EXERCISE BRIEF: Repeat the records in full and exactly, omitting pictures.

EXTRACTED ENTRIES:
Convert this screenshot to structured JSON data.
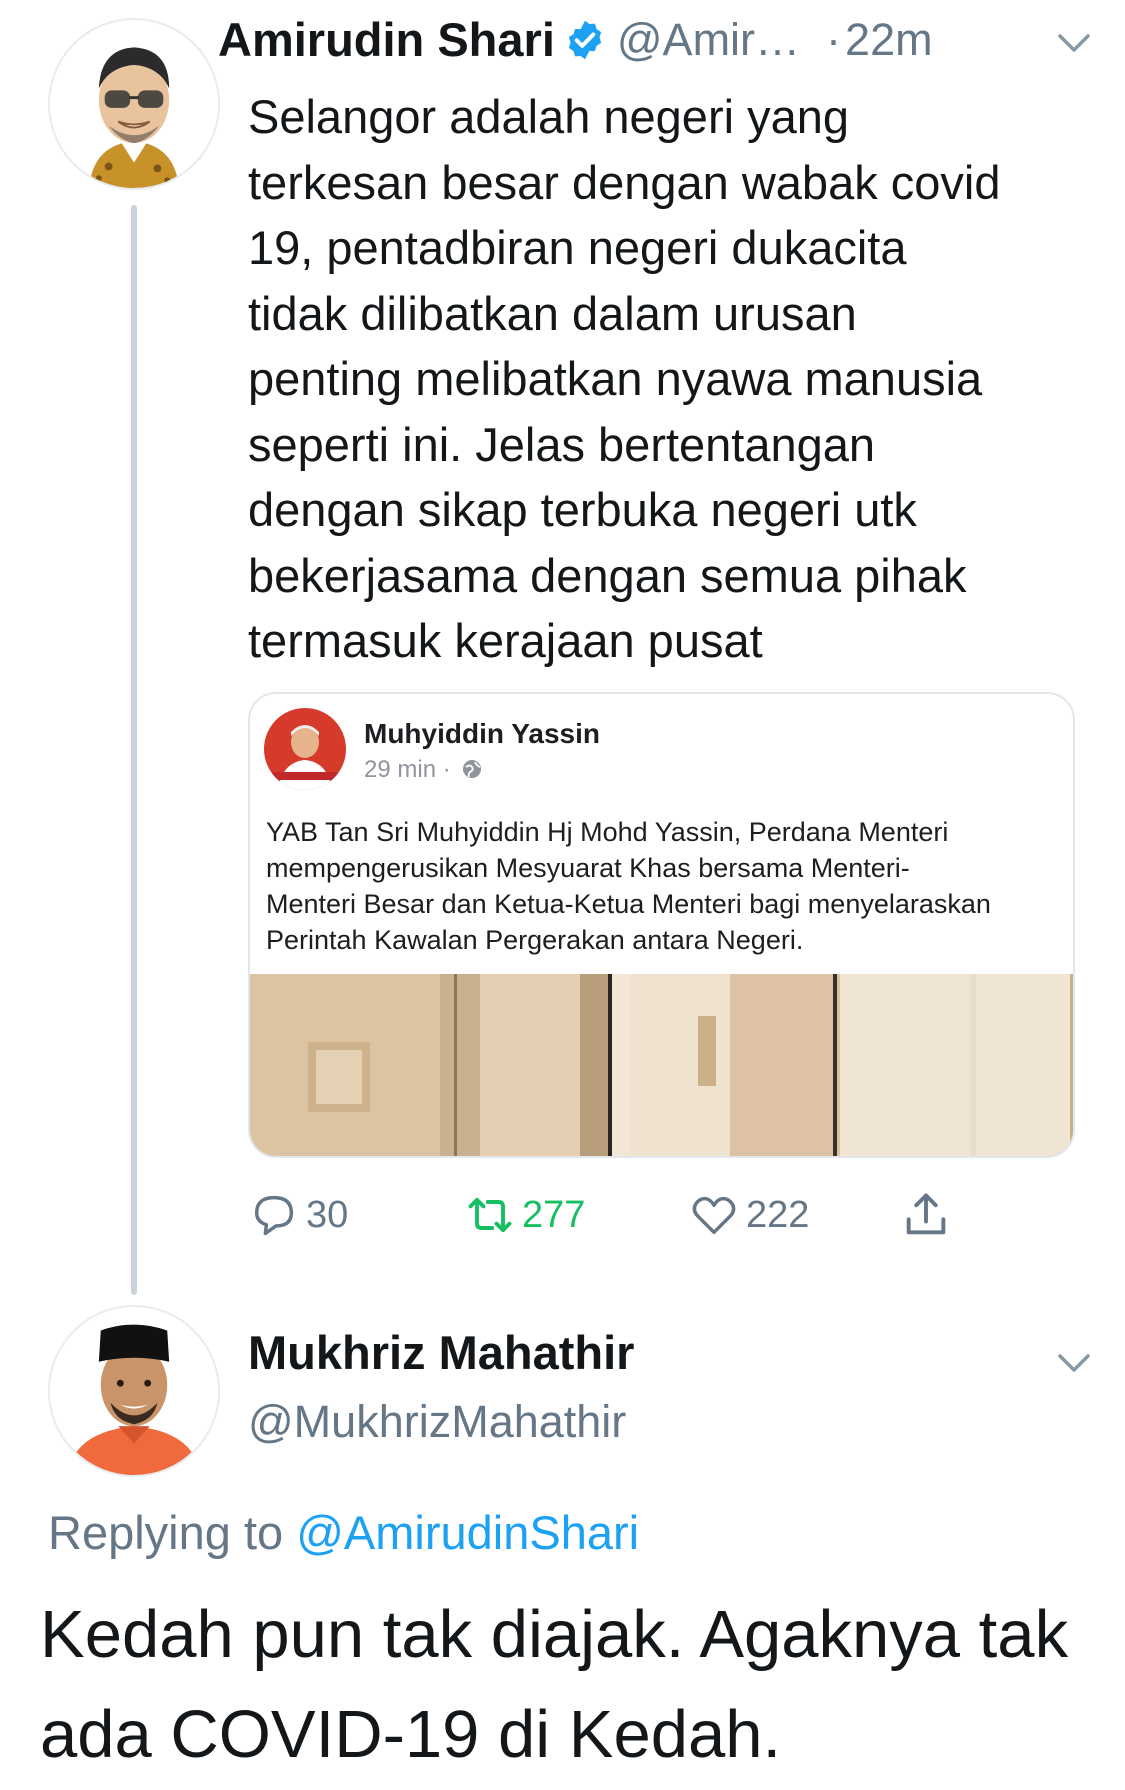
{
  "tweet": {
    "author_name": "Amirudin Shari",
    "author_handle": "@Amir…",
    "separator": "·",
    "time": "22m",
    "text": "Selangor adalah negeri yang\nterkesan besar dengan wabak covid\n19, pentadbiran negeri dukacita\ntidak dilibatkan dalam urusan\npenting melibatkan nyawa manusia\nseperti ini. Jelas bertentangan\ndengan sikap terbuka negeri utk\nbekerjasama dengan semua pihak\ntermasuk kerajaan pusat",
    "icons": {
      "avatar": "cartoon-avatar-icon",
      "verified": "verified-badge-icon",
      "menu": "chevron-down-icon"
    },
    "embedded_post": {
      "author": "Muhyiddin Yassin",
      "time": "29 min ·",
      "text": "YAB Tan Sri Muhyiddin Hj Mohd Yassin, Perdana Menteri\nmempengerusikan Mesyuarat Khas bersama Menteri-\nMenteri Besar dan Ketua-Ketua Menteri bagi menyelaraskan\nPerintah Kawalan Pergerakan antara Negeri."
    },
    "stats": {
      "replies": "30",
      "retweets": "277",
      "likes": "222"
    }
  },
  "reply": {
    "author_name": "Mukhriz Mahathir",
    "author_handle": "@MukhrizMahathir",
    "replying_label": "Replying to",
    "replying_to": "@AmirudinShari",
    "text": "Kedah pun tak diajak. Agaknya tak\nada COVID-19 di Kedah."
  },
  "colors": {
    "accent": "#1da1f2",
    "retweet_green": "#17bf63",
    "muted": "#657786",
    "text": "#14171a"
  }
}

SOLUTION BELOW:
Convert this screenshot to structured JSON data.
{
  "tweet": {
    "author_name": "Amirudin Shari",
    "author_handle": "@Amir…",
    "separator": "·",
    "time": "22m",
    "text": "Selangor adalah negeri yang\nterkesan besar dengan wabak covid\n19, pentadbiran negeri dukacita\ntidak dilibatkan dalam urusan\npenting melibatkan nyawa manusia\nseperti ini. Jelas bertentangan\ndengan sikap terbuka negeri utk\nbekerjasama dengan semua pihak\ntermasuk kerajaan pusat",
    "icons": {
      "avatar": "cartoon-avatar-icon",
      "verified": "verified-badge-icon",
      "menu": "chevron-down-icon"
    },
    "embedded_post": {
      "author": "Muhyiddin Yassin",
      "time": "29 min ·",
      "text": "YAB Tan Sri Muhyiddin Hj Mohd Yassin, Perdana Menteri\nmempengerusikan Mesyuarat Khas bersama Menteri-\nMenteri Besar dan Ketua-Ketua Menteri bagi menyelaraskan\nPerintah Kawalan Pergerakan antara Negeri."
    },
    "stats": {
      "replies": "30",
      "retweets": "277",
      "likes": "222"
    }
  },
  "reply": {
    "author_name": "Mukhriz Mahathir",
    "author_handle": "@MukhrizMahathir",
    "replying_label": "Replying to",
    "replying_to": "@AmirudinShari",
    "text": "Kedah pun tak diajak. Agaknya tak\nada COVID-19 di Kedah."
  },
  "colors": {
    "accent": "#1da1f2",
    "retweet_green": "#17bf63",
    "muted": "#657786",
    "text": "#14171a"
  }
}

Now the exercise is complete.